DOCUMENT:

- - -

Camp de Dagahealey, Kenya, Septembre 2019, MSF

Au vu du nombre croissant de personnes déplacées dans le monde, la communauté internationale à repensé son approche des déplacements et des migrations. C’est dans cet esprit que la Déclaration de New York, le Pacte mondial sur les réfugiés (GCR) et le Pacte mondial pour les migrations (GCM) ont vu le jour entre 2016 et 2018, sous les auspices des États membres des Nations unies (EM), de l’agence des nations Unies pour les réfugiés (HCR) et de l’Organisation Internationale pour les Migrations (OIM).

Le GRC a pour principaux objectifs d’alléger la pression sur les pays d’accueil, de renforcer l’autonomie et l’inclusion des personnes réfugiées et déplacées, d’élargir l’accès aux solutions des pays tiers, de soutenir les conditions dans les pays d’origine pour un retour digne en toute sécurité et de protéger les droits des personnes déplacées.

Cette nouvelle approche est censée inverser la manière avec laquelle la communauté internationale répond aux déplacements, conformément au concept de « nexus » ou « lien » qui est né au Sommet humanitaire mondial de mai 2016. Ce dernier promeut une complémentarité plus forte entre les domaines de l’humanitaire, du développement et de la consolidation de la paix tout en adoptant une « approche prenant en compte la société dans son ensemble ».

- - -

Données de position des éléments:
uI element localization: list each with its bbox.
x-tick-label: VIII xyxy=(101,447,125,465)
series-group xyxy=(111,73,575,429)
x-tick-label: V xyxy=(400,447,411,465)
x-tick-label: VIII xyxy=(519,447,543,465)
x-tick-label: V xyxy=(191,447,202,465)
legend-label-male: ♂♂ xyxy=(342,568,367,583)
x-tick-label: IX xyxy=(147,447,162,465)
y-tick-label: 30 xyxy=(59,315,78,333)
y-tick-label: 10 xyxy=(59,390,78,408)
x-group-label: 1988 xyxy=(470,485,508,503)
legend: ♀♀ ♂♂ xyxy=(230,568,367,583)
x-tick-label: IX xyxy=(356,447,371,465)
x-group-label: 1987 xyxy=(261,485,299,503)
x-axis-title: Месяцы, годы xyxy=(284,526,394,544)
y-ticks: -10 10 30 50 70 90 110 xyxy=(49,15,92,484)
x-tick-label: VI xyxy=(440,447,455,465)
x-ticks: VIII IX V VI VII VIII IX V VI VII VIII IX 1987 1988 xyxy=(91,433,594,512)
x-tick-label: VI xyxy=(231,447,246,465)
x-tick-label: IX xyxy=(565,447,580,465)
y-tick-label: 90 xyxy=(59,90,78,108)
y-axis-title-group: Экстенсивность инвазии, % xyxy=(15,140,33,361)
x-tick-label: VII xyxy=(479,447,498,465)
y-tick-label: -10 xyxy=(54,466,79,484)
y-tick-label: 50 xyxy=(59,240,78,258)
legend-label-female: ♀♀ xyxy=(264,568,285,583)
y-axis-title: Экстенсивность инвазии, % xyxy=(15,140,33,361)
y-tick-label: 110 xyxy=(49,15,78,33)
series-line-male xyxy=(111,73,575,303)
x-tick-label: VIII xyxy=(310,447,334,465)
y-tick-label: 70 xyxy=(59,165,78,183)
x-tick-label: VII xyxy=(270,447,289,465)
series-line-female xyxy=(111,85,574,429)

- - -

CONSIGNES:
• 1. D'après le document sur les pactes mondiaux, entre quelles années la Déclaration de New York, le GCR et le GCM ont-ils vu le jour ?
• 2. Recopie du document le passage qui va de « Au vu du nombre » jusqu'à « les Migrations (OIM). ».
Le matériel fourni est à part et ne fait pas partie du document.

RÉSULTATS:
• 1. Entre 2016 et 2018.

• 2.
Au vu du nombre croissant de personnes déplacées dans le monde, la communauté internationale à repensé son approche des déplacements et des migrations. C’est dans cet esprit que la Déclaration de New York, le Pacte mondial sur les réfugiés (GCR) et le Pacte mondial pour les migrations (GCM) ont vu le jour entre 2016 et 2018, sous les auspices des États membres des Nations unies (EM), de l’agence des nations Unies pour les réfugiés (HCR) et de l’Organisation Internationale pour les Migrations (OIM).